- _Work to complete_:
Nothing may be dropped or altered: reproduce all the data.

#### Material supplied

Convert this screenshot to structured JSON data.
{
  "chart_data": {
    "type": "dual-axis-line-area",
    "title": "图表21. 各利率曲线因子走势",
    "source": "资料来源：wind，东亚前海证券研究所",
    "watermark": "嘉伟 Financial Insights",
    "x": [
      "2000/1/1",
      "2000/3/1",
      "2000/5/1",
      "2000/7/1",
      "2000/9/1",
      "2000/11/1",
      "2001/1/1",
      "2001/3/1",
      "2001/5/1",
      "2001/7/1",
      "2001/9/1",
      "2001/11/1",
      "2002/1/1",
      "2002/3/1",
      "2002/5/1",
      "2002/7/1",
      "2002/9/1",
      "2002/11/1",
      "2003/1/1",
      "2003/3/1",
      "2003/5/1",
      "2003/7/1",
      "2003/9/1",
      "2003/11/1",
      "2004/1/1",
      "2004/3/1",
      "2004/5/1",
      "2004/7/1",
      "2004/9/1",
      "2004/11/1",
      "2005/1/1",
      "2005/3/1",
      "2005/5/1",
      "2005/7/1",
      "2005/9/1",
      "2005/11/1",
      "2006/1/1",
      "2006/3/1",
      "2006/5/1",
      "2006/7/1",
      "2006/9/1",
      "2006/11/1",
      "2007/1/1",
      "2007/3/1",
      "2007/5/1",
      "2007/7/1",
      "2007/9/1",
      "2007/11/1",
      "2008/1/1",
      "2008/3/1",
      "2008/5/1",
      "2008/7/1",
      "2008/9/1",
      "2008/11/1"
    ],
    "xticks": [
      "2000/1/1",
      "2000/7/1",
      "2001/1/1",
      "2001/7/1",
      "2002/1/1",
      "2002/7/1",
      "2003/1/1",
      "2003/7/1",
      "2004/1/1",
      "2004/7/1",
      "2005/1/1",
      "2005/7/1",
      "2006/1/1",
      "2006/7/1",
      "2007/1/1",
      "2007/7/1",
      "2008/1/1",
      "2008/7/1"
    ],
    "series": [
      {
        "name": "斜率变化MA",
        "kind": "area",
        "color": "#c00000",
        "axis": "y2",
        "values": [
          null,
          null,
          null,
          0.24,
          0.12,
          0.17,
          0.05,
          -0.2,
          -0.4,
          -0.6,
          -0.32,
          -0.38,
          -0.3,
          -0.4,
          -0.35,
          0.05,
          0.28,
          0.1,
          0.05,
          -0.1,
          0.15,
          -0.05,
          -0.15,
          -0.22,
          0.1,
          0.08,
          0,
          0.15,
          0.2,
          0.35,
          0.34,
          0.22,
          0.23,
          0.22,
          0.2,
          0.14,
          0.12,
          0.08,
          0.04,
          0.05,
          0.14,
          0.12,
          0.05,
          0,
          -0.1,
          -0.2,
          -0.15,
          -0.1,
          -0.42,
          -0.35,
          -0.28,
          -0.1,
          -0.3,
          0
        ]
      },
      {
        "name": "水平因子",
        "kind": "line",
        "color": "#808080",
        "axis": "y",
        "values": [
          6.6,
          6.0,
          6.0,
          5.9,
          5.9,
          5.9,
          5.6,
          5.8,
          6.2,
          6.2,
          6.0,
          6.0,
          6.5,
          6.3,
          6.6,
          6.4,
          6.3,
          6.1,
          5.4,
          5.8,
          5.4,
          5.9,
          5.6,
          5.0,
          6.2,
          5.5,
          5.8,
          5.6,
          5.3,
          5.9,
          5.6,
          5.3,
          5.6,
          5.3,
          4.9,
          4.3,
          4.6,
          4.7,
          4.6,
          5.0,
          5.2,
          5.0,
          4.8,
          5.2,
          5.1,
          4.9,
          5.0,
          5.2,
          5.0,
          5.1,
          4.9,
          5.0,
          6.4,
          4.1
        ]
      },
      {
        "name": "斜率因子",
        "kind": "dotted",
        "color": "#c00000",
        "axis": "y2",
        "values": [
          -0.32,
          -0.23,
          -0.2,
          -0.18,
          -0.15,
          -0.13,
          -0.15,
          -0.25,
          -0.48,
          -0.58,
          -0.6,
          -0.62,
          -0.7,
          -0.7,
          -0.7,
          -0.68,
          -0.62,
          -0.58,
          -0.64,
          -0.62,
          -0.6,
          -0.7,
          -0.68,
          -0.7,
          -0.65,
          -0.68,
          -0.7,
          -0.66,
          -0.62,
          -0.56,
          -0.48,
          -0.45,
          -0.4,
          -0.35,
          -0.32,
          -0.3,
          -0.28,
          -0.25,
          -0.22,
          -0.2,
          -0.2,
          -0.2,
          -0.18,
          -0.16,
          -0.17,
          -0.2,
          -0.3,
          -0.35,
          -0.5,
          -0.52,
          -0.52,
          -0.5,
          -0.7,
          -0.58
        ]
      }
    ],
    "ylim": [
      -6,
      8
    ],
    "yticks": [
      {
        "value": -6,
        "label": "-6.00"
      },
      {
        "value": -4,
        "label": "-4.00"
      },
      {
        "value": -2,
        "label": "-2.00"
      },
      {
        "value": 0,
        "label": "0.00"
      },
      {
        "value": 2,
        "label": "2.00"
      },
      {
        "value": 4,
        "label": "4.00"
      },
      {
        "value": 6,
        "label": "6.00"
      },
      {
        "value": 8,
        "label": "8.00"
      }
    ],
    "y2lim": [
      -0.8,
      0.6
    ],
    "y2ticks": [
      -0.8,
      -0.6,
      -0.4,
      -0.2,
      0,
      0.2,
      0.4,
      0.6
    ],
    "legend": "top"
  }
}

########

- _Task answer_:
Convert this screenshot to structured JSON data.
{
  "chart_data": {
    "type": "dual-axis-line-area",
    "title": "图表21. 各利率曲线因子走势",
    "source": "资料来源：wind，东亚前海证券研究所",
    "watermark": "嘉伟 Financial Insights",
    "x": [
      "2000/1/1",
      "2000/3/1",
      "2000/5/1",
      "2000/7/1",
      "2000/9/1",
      "2000/11/1",
      "2001/1/1",
      "2001/3/1",
      "2001/5/1",
      "2001/7/1",
      "2001/9/1",
      "2001/11/1",
      "2002/1/1",
      "2002/3/1",
      "2002/5/1",
      "2002/7/1",
      "2002/9/1",
      "2002/11/1",
      "2003/1/1",
      "2003/3/1",
      "2003/5/1",
      "2003/7/1",
      "2003/9/1",
      "2003/11/1",
      "2004/1/1",
      "2004/3/1",
      "2004/5/1",
      "2004/7/1",
      "2004/9/1",
      "2004/11/1",
      "2005/1/1",
      "2005/3/1",
      "2005/5/1",
      "2005/7/1",
      "2005/9/1",
      "2005/11/1",
      "2006/1/1",
      "2006/3/1",
      "2006/5/1",
      "2006/7/1",
      "2006/9/1",
      "2006/11/1",
      "2007/1/1",
      "2007/3/1",
      "2007/5/1",
      "2007/7/1",
      "2007/9/1",
      "2007/11/1",
      "2008/1/1",
      "2008/3/1",
      "2008/5/1",
      "2008/7/1",
      "2008/9/1",
      "2008/11/1"
    ],
    "xticks": [
      "2000/1/1",
      "2000/7/1",
      "2001/1/1",
      "2001/7/1",
      "2002/1/1",
      "2002/7/1",
      "2003/1/1",
      "2003/7/1",
      "2004/1/1",
      "2004/7/1",
      "2005/1/1",
      "2005/7/1",
      "2006/1/1",
      "2006/7/1",
      "2007/1/1",
      "2007/7/1",
      "2008/1/1",
      "2008/7/1"
    ],
    "series": [
      {
        "name": "斜率变化MA",
        "kind": "area",
        "color": "#c00000",
        "axis": "y2",
        "values": [
          null,
          null,
          null,
          0.24,
          0.12,
          0.17,
          0.05,
          -0.2,
          -0.4,
          -0.6,
          -0.32,
          -0.38,
          -0.3,
          -0.4,
          -0.35,
          0.05,
          0.28,
          0.1,
          0.05,
          -0.1,
          0.15,
          -0.05,
          -0.15,
          -0.22,
          0.1,
          0.08,
          0,
          0.15,
          0.2,
          0.35,
          0.34,
          0.22,
          0.23,
          0.22,
          0.2,
          0.14,
          0.12,
          0.08,
          0.04,
          0.05,
          0.14,
          0.12,
          0.05,
          0,
          -0.1,
          -0.2,
          -0.15,
          -0.1,
          -0.42,
          -0.35,
          -0.28,
          -0.1,
          -0.3,
          0
        ]
      },
      {
        "name": "水平因子",
        "kind": "line",
        "color": "#808080",
        "axis": "y",
        "values": [
          6.6,
          6.0,
          6.0,
          5.9,
          5.9,
          5.9,
          5.6,
          5.8,
          6.2,
          6.2,
          6.0,
          6.0,
          6.5,
          6.3,
          6.6,
          6.4,
          6.3,
          6.1,
          5.4,
          5.8,
          5.4,
          5.9,
          5.6,
          5.0,
          6.2,
          5.5,
          5.8,
          5.6,
          5.3,
          5.9,
          5.6,
          5.3,
          5.6,
          5.3,
          4.9,
          4.3,
          4.6,
          4.7,
          4.6,
          5.0,
          5.2,
          5.0,
          4.8,
          5.2,
          5.1,
          4.9,
          5.0,
          5.2,
          5.0,
          5.1,
          4.9,
          5.0,
          6.4,
          4.1
        ]
      },
      {
        "name": "斜率因子",
        "kind": "dotted",
        "color": "#c00000",
        "axis": "y2",
        "values": [
          -0.32,
          -0.23,
          -0.2,
          -0.18,
          -0.15,
          -0.13,
          -0.15,
          -0.25,
          -0.48,
          -0.58,
          -0.6,
          -0.62,
          -0.7,
          -0.7,
          -0.7,
          -0.68,
          -0.62,
          -0.58,
          -0.64,
          -0.62,
          -0.6,
          -0.7,
          -0.68,
          -0.7,
          -0.65,
          -0.68,
          -0.7,
          -0.66,
          -0.62,
          -0.56,
          -0.48,
          -0.45,
          -0.4,
          -0.35,
          -0.32,
          -0.3,
          -0.28,
          -0.25,
          -0.22,
          -0.2,
          -0.2,
          -0.2,
          -0.18,
          -0.16,
          -0.17,
          -0.2,
          -0.3,
          -0.35,
          -0.5,
          -0.52,
          -0.52,
          -0.5,
          -0.7,
          -0.58
        ]
      }
    ],
    "ylim": [
      -6,
      8
    ],
    "yticks": [
      {
        "value": -6,
        "label": "-6.00"
      },
      {
        "value": -4,
        "label": "-4.00"
      },
      {
        "value": -2,
        "label": "-2.00"
      },
      {
        "value": 0,
        "label": "0.00"
      },
      {
        "value": 2,
        "label": "2.00"
      },
      {
        "value": 4,
        "label": "4.00"
      },
      {
        "value": 6,
        "label": "6.00"
      },
      {
        "value": 8,
        "label": "8.00"
      }
    ],
    "y2lim": [
      -0.8,
      0.6
    ],
    "y2ticks": [
      -0.8,
      -0.6,
      -0.4,
      -0.2,
      0,
      0.2,
      0.4,
      0.6
    ],
    "legend": "top"
  }
}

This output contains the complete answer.